◆ **Stated goal**:
Your task is to give the number of lines in the listing that include "title", and nothing else.

# # # #

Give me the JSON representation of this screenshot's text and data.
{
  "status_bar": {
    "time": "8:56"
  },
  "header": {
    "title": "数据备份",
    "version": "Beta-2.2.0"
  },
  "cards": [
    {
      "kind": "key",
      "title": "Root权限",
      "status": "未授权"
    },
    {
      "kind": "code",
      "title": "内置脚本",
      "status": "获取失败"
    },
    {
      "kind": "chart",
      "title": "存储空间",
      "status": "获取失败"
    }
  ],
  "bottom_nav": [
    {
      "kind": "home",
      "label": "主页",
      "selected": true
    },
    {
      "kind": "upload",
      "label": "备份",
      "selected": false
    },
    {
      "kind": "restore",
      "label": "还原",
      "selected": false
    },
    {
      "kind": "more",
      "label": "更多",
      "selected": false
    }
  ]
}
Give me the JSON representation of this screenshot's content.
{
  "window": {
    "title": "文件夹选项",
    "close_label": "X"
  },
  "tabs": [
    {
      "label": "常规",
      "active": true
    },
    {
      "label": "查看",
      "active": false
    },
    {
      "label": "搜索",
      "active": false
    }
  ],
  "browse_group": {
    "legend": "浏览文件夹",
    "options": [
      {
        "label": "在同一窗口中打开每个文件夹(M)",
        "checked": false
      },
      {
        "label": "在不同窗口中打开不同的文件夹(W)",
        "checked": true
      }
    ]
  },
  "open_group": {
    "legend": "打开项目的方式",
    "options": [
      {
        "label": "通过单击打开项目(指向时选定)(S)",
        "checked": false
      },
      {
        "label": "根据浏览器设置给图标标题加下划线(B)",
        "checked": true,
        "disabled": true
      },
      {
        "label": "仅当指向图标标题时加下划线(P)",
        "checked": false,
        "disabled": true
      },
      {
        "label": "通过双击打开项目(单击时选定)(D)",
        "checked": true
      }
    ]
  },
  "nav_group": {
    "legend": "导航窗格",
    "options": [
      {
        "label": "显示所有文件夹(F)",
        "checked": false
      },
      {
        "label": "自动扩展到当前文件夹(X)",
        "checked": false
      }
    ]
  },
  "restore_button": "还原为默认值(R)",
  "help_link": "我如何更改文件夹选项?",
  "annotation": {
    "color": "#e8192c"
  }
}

# # # #

◆ **Output of the task**:
5